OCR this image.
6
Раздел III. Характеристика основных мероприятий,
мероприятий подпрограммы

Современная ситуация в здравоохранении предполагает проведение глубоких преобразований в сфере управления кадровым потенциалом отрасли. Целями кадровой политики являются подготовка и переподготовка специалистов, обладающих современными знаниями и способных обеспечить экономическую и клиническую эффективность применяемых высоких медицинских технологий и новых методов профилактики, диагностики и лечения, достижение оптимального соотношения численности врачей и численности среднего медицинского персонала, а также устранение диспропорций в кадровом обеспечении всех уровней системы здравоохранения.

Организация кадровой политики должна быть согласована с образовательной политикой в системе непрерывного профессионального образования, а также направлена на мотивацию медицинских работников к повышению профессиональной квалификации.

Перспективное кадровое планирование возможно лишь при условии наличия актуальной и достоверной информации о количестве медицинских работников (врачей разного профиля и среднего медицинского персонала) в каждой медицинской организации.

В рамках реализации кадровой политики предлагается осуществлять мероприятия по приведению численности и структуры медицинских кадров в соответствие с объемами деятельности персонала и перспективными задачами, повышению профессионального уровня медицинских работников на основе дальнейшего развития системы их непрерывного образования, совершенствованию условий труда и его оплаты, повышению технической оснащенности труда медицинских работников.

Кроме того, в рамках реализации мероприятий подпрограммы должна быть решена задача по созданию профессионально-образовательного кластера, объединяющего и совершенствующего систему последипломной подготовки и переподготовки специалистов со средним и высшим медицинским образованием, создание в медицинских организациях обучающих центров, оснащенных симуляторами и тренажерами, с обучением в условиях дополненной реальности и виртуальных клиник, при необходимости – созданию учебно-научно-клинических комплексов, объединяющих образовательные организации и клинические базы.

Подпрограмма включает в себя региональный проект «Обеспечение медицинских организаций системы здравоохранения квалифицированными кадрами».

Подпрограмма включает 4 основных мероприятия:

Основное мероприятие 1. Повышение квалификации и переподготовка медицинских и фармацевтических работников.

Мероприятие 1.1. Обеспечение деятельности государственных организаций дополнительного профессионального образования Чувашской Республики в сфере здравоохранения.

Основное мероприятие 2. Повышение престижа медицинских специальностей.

→ **What you need to do**: Copy the lines from the entries above in which the word "основных" appears.

→ **The completed task**:
Раздел III. Характеристика основных мероприятий,
Подпрограмма включает 4 основных мероприятия:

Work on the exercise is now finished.